To do: Each line containing the word "color" should be found and copied.

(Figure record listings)
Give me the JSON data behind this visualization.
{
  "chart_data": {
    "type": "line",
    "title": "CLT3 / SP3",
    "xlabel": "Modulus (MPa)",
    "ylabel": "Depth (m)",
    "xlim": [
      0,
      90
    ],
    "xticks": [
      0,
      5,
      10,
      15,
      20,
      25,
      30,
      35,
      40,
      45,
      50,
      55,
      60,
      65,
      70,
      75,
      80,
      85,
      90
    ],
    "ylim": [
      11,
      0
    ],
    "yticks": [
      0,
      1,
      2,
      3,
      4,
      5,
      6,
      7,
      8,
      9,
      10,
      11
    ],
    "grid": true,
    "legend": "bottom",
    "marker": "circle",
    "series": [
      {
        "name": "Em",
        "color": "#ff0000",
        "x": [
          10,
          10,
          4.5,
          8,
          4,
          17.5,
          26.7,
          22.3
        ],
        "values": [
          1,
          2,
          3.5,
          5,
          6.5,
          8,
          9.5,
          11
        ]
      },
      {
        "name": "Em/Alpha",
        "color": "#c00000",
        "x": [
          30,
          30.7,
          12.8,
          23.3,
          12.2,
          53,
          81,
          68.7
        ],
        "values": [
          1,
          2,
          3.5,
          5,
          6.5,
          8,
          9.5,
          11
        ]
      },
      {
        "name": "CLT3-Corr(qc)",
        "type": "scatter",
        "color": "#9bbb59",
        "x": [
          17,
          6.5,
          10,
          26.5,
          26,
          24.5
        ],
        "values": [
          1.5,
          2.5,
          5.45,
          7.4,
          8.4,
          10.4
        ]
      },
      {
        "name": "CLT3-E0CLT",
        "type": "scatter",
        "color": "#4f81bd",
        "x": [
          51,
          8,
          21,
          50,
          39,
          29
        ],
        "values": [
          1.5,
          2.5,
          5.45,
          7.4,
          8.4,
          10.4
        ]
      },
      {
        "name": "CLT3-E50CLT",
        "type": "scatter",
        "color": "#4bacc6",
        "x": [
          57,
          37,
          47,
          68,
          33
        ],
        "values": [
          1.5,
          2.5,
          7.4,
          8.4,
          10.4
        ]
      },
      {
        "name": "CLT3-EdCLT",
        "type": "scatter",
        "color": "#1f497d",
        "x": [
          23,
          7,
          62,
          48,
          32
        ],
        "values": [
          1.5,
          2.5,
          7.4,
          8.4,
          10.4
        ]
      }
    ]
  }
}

Solution:
        "color": "#ff0000",
        "color": "#c00000",
        "color": "#9bbb59",
        "color": "#4f81bd",
        "color": "#4bacc6",
        "color": "#1f497d",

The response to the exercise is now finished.